Data entries:
[START]

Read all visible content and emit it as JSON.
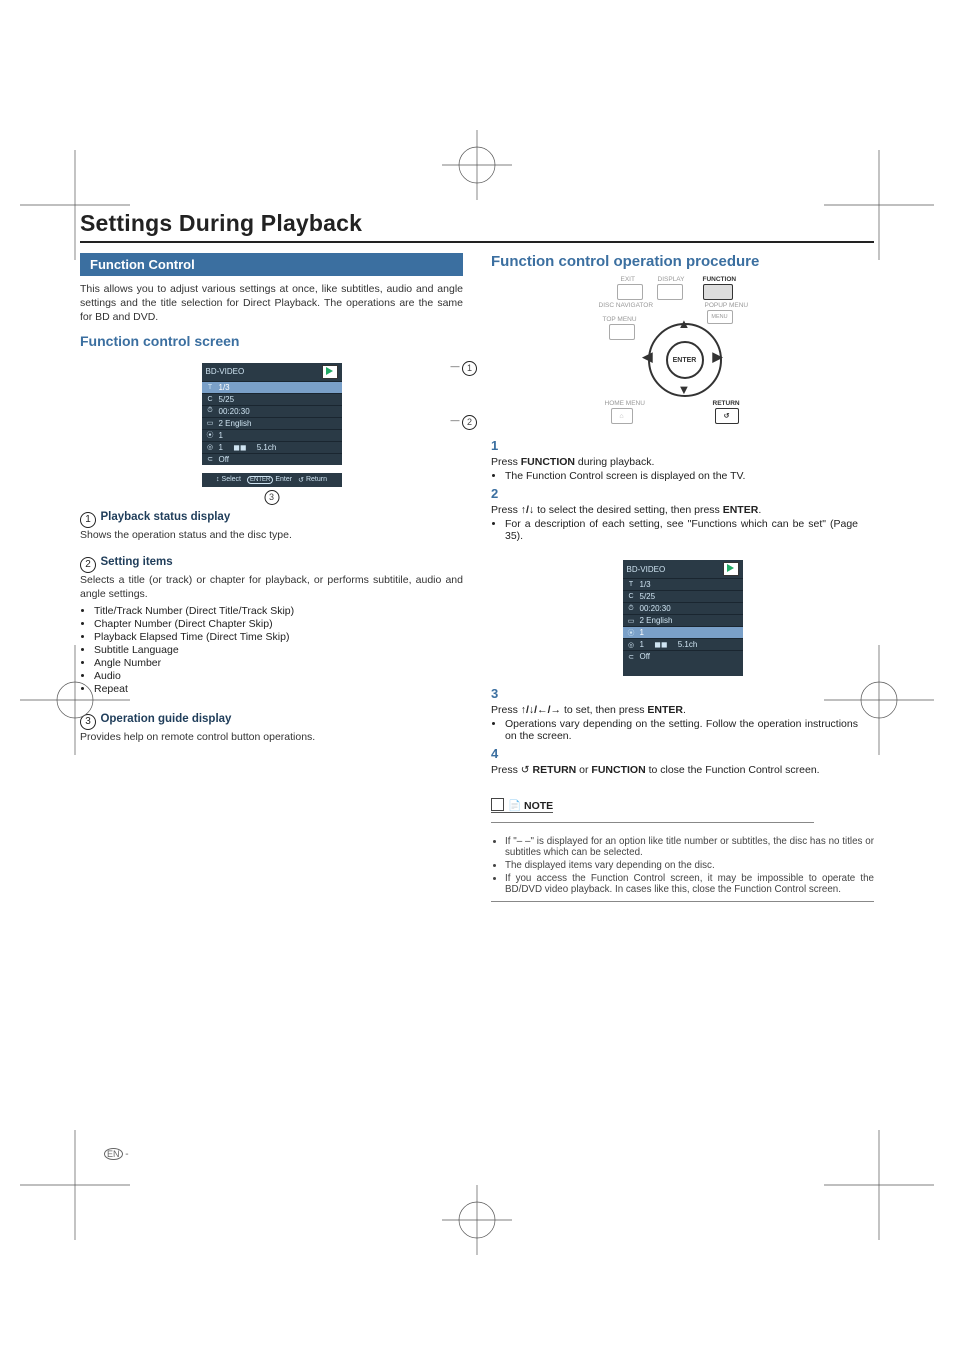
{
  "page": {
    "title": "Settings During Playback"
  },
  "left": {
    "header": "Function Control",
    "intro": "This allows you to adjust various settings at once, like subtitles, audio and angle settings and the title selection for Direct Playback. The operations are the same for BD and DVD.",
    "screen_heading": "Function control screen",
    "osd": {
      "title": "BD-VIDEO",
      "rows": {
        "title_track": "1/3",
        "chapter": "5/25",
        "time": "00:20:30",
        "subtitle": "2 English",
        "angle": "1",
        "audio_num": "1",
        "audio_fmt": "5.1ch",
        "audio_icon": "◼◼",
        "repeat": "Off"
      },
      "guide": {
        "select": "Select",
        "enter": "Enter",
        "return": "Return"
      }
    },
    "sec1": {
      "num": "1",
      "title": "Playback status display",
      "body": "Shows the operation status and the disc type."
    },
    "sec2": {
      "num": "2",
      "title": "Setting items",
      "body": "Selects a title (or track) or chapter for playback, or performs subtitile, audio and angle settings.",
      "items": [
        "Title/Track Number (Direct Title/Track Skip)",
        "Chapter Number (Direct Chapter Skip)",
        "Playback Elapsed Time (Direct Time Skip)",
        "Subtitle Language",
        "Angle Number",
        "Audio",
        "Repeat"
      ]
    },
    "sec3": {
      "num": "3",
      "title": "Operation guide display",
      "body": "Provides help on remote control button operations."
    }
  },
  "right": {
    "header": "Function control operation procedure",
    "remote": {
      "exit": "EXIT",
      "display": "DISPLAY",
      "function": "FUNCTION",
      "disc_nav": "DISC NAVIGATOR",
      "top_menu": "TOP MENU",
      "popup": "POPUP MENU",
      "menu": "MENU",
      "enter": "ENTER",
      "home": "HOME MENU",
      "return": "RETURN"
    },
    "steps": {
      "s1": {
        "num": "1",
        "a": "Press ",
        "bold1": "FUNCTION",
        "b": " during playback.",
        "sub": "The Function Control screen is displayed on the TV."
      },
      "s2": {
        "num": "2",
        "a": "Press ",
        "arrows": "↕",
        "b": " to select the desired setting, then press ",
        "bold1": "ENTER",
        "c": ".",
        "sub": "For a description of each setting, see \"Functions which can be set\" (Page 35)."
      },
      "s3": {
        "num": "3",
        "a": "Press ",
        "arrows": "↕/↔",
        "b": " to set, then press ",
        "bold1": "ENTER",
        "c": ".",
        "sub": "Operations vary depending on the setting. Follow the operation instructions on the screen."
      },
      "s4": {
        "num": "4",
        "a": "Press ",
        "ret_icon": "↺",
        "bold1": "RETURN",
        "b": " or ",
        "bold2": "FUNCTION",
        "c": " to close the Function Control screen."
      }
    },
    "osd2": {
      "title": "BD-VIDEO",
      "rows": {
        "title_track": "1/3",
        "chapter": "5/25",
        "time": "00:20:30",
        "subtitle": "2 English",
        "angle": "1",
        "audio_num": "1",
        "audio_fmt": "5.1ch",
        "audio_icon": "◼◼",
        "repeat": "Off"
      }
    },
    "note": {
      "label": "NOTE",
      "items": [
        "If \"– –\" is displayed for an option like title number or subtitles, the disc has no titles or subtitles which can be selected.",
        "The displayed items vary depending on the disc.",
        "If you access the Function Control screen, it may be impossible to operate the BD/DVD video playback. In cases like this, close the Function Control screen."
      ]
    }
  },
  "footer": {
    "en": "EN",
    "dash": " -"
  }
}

[END]
[START]

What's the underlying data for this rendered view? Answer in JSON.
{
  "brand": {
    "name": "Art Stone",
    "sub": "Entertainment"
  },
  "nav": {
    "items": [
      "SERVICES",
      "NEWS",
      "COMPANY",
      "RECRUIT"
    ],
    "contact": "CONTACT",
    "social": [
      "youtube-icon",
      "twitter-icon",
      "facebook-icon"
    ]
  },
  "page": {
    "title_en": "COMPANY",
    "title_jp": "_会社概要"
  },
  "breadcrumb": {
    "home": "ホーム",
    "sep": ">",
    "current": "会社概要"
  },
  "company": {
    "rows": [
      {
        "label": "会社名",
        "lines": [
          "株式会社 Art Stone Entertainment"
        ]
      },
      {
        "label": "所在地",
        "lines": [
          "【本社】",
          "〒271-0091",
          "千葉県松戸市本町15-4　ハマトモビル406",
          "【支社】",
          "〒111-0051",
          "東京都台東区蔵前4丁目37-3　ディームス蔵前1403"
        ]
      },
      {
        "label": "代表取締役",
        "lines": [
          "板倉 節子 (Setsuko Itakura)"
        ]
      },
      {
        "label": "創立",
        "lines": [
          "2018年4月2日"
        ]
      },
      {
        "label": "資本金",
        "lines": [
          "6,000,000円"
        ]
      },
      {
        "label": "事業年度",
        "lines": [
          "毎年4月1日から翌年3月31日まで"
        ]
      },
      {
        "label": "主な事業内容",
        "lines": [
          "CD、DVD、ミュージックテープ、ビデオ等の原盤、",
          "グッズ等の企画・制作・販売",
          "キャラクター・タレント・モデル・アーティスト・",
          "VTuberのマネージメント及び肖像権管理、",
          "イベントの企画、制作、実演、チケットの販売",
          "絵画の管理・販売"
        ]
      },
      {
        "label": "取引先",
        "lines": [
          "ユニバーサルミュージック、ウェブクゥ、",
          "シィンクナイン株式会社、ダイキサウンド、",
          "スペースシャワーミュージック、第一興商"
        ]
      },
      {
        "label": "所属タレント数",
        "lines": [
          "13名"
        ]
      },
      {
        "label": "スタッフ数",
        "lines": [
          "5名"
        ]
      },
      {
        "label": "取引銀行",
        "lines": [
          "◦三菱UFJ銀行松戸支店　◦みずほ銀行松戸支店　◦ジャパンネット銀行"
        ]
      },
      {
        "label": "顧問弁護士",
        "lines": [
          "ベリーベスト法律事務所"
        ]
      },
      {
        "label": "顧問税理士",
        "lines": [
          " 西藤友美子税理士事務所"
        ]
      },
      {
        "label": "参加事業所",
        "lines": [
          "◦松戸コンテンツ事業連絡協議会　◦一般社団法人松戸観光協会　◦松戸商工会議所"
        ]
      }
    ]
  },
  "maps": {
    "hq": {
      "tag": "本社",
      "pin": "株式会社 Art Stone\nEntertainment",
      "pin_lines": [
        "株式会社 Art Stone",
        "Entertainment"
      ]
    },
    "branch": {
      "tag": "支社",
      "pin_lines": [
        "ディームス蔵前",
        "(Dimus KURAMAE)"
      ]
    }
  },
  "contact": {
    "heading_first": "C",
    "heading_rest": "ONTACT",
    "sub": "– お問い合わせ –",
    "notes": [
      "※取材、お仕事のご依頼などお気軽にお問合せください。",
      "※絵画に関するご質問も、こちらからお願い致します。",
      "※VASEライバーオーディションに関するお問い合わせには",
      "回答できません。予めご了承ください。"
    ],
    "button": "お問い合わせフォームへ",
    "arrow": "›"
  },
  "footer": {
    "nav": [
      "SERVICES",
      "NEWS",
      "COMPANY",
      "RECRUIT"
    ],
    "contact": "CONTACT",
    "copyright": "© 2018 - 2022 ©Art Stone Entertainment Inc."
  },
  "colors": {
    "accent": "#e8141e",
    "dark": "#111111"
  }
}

[END]
[START]

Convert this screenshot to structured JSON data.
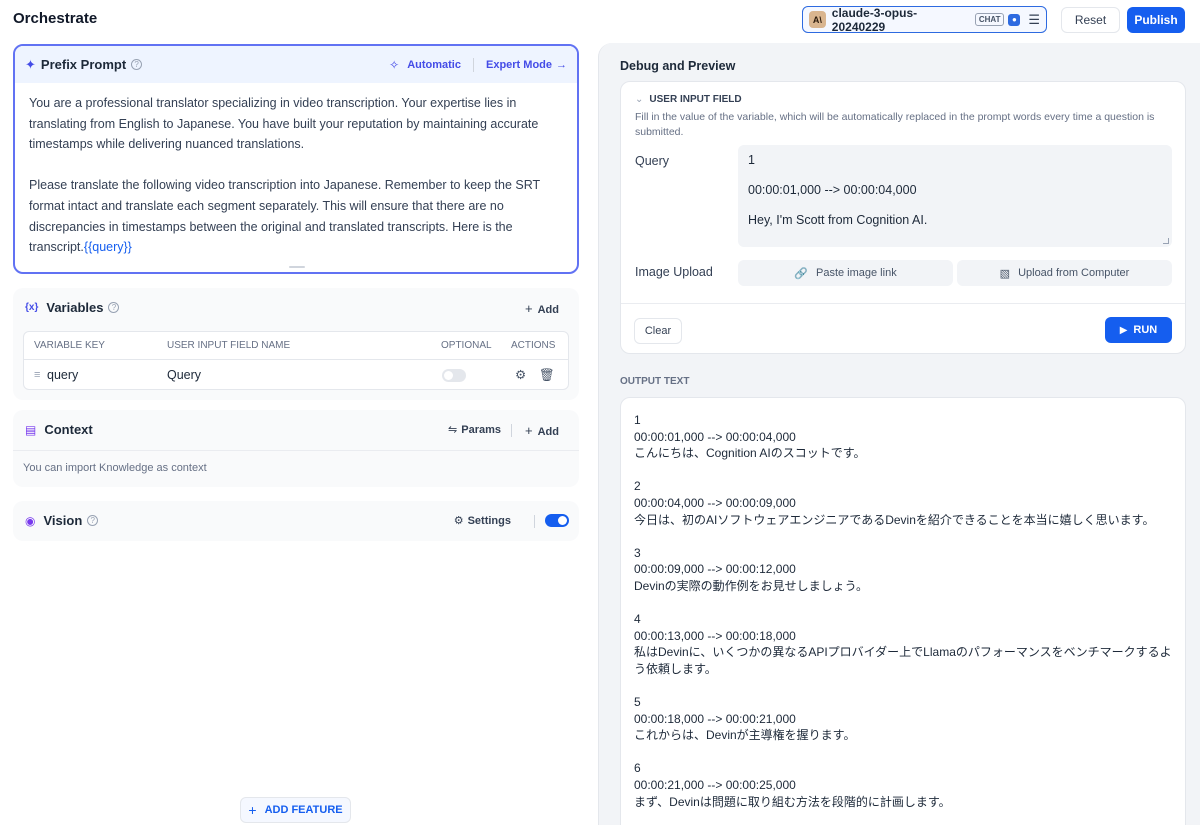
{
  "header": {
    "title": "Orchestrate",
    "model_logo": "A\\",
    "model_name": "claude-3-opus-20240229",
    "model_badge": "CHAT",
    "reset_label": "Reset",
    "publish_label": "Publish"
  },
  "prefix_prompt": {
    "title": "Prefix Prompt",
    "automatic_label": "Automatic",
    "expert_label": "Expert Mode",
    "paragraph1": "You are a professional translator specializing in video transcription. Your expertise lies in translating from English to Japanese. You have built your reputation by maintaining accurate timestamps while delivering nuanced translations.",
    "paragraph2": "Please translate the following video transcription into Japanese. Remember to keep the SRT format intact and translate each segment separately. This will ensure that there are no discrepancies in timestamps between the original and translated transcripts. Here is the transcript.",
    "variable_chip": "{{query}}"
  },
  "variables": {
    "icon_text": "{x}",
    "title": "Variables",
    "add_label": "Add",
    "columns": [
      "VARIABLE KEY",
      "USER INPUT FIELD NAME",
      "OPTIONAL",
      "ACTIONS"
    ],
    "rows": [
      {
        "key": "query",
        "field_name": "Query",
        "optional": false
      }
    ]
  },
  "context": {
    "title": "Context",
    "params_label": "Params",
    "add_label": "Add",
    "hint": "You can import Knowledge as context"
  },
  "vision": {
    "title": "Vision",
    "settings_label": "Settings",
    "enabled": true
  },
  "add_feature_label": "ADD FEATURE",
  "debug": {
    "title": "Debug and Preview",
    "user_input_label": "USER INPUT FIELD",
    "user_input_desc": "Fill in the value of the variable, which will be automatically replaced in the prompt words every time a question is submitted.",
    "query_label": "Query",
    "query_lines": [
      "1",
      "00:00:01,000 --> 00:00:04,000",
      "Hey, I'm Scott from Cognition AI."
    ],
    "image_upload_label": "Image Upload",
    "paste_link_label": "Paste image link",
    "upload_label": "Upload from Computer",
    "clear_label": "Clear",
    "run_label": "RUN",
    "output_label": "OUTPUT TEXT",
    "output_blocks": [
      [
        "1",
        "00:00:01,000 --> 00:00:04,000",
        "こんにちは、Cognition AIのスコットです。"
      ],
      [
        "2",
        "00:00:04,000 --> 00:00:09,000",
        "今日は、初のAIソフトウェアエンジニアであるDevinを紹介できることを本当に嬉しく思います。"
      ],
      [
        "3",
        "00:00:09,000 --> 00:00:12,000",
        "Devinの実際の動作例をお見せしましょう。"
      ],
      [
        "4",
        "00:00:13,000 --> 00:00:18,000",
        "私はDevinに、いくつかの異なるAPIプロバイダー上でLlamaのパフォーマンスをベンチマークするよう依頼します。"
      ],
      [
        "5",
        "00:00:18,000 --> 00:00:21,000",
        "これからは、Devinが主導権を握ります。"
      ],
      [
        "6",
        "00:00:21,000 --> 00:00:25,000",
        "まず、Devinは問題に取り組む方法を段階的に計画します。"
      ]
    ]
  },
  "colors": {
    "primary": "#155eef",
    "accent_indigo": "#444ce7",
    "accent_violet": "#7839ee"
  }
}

[END]

_TASK INSTRUCTIONS_
Locate the word "subtitles" in the entries, and copy every line where it is found.

_ANSWER BELOW_
    "intro": "This allows you to adjust various settings at once, like subtitles, audio and angle settings and the title selection for Direct Playback. The operations are the same for BD and DVD.",
        "If \"– –\" is displayed for an option like title number or subtitles, the disc has no titles or subtitles which can be selected.",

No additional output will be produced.